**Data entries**
++++++++++
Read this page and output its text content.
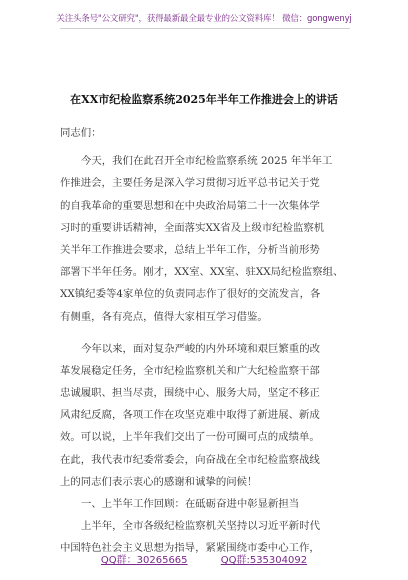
关注头条号"公文研究"，获得最新最全最专业的公文资料库！ 微信：gongwenyj
在XX市纪检监察系统2025年半年工作推进会上的讲话
同志们：
今天，我们在此召开全市纪检监察系统 2025 年半年工
作推进会，主要任务是深入学习贯彻习近平总书记关于党
的自我革命的重要思想和在中央政治局第二十一次集体学
习时的重要讲话精神，全面落实XX省及上级市纪检监察机
关半年工作推进会要求，总结上半年工作，分析当前形势
部署下半年任务。刚才，XX室、XX室、驻XX局纪检监察组、
XX镇纪委等4家单位的负责同志作了很好的交流发言，各
有侧重，各有亮点，值得大家相互学习借鉴。
今年以来，面对复杂严峻的内外环境和艰巨繁重的改
革发展稳定任务，全市纪检监察机关和广大纪检监察干部
忠诚履职、担当尽责，围绕中心、服务大局，坚定不移正
风肃纪反腐，各项工作在攻坚克难中取得了新进展、新成
效。可以说，上半年我们交出了一份可圈可点的成绩单。
在此，我代表市纪委常委会，向奋战在全市纪检监察战线
上的同志们表示衷心的感谢和诚挚的问候！
一、上半年工作回顾：在砥砺奋进中彰显新担当
上半年，全市各级纪检监察机关坚持以习近平新时代
中国特色社会主义思想为指导，紧紧围绕市委中心工作，
QQ群：30265665	QQ群:535304092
++++++++++
**PROMPT**
Leave out the pictures and transcribe the entries above exactly.

**WRITTEN ANSWER**
Read this page and output its text content.
关注头条号"公文研究"，获得最新最全最专业的公文资料库！ 微信：gongwenyj
在XX市纪检监察系统2025年半年工作推进会上的讲话
同志们：
今天，我们在此召开全市纪检监察系统 2025 年半年工
作推进会，主要任务是深入学习贯彻习近平总书记关于党
的自我革命的重要思想和在中央政治局第二十一次集体学
习时的重要讲话精神，全面落实XX省及上级市纪检监察机
关半年工作推进会要求，总结上半年工作，分析当前形势
部署下半年任务。刚才，XX室、XX室、驻XX局纪检监察组、
XX镇纪委等4家单位的负责同志作了很好的交流发言，各
有侧重，各有亮点，值得大家相互学习借鉴。
今年以来，面对复杂严峻的内外环境和艰巨繁重的改
革发展稳定任务，全市纪检监察机关和广大纪检监察干部
忠诚履职、担当尽责，围绕中心、服务大局，坚定不移正
风肃纪反腐，各项工作在攻坚克难中取得了新进展、新成
效。可以说，上半年我们交出了一份可圈可点的成绩单。
在此，我代表市纪委常委会，向奋战在全市纪检监察战线
上的同志们表示衷心的感谢和诚挚的问候！
一、上半年工作回顾：在砥砺奋进中彰显新担当
上半年，全市各级纪检监察机关坚持以习近平新时代
中国特色社会主义思想为指导，紧紧围绕市委中心工作，
QQ群：30265665	QQ群:535304092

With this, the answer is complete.